== Given exercise ==
Only the number is wanted: how many lines of the data contain "page"?

[Saved entries]
=-=-=-=-=
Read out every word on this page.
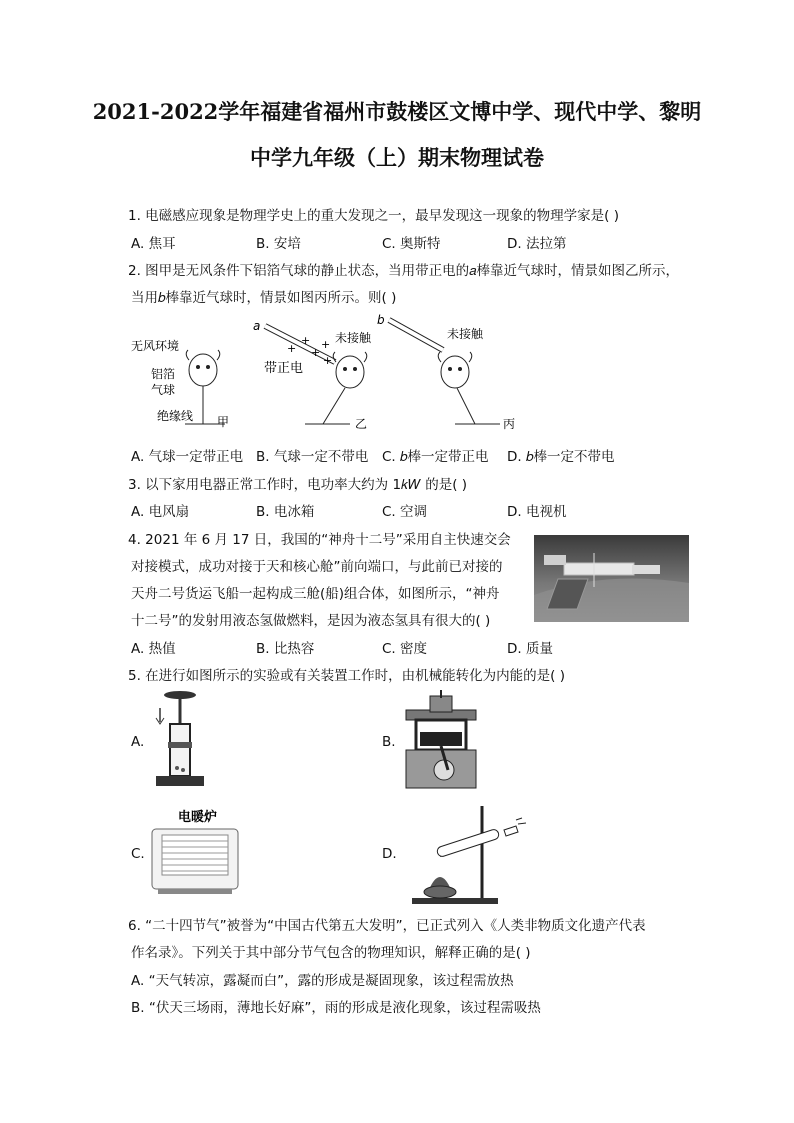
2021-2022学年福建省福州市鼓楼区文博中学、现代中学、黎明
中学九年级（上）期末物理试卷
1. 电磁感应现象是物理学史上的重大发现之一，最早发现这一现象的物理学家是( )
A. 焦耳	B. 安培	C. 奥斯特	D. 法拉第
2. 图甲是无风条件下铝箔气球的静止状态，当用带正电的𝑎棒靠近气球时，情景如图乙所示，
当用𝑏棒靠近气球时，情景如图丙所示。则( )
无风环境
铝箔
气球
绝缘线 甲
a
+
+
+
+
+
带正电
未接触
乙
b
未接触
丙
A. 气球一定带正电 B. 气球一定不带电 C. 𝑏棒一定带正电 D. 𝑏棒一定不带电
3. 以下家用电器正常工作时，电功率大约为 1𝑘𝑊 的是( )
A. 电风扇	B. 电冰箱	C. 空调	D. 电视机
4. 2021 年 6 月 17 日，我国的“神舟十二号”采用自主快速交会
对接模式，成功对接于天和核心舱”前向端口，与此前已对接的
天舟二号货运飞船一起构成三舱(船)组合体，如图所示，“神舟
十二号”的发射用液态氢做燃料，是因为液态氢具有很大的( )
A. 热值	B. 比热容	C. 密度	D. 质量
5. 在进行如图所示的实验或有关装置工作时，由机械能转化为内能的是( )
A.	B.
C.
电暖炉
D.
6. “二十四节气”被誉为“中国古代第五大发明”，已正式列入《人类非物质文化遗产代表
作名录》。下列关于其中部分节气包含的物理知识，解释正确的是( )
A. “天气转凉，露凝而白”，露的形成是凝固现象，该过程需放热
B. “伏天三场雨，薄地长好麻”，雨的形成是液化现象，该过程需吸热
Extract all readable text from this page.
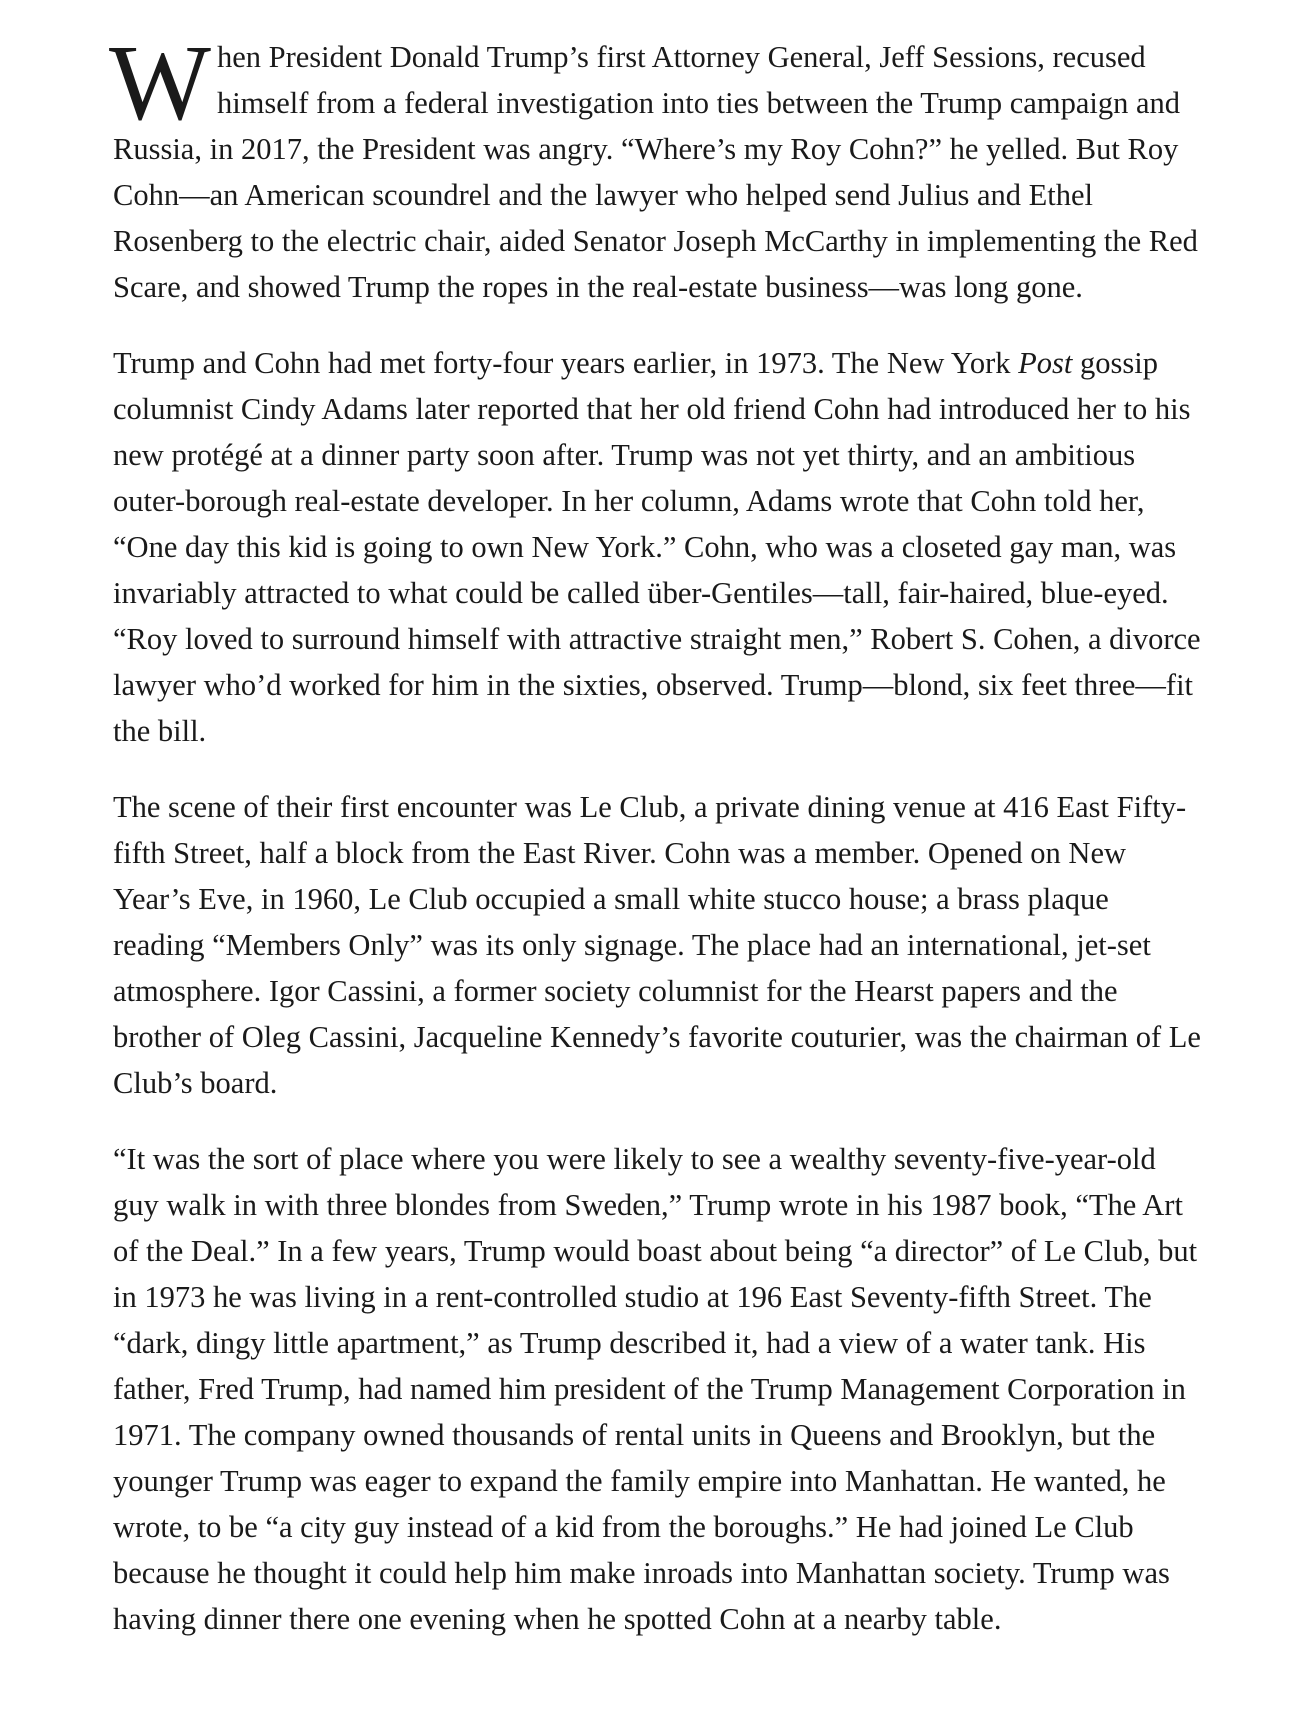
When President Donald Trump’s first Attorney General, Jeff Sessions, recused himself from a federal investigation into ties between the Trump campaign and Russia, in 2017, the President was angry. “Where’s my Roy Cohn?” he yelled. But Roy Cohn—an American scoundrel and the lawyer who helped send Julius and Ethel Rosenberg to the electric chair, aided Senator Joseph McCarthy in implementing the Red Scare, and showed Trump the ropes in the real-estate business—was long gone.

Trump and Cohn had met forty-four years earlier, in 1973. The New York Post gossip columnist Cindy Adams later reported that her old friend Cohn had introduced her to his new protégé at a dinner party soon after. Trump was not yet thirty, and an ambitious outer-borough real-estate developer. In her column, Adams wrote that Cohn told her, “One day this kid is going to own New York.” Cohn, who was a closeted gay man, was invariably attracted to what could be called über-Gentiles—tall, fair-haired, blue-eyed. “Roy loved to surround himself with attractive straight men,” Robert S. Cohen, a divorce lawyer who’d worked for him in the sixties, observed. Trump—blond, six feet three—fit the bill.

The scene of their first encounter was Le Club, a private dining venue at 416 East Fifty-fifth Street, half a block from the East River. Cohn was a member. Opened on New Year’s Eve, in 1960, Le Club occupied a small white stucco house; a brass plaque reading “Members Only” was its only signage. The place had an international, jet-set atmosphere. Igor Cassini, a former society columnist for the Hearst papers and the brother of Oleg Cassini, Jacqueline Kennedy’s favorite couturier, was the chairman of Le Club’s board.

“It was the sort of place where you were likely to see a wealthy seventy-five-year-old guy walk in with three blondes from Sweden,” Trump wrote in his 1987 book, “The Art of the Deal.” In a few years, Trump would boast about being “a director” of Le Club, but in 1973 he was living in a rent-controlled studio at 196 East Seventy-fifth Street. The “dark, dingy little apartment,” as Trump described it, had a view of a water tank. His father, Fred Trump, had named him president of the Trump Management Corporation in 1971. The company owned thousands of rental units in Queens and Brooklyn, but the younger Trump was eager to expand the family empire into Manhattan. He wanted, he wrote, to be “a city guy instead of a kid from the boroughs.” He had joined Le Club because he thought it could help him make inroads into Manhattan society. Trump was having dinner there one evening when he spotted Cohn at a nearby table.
=-=-=-=-=
== The result ==
2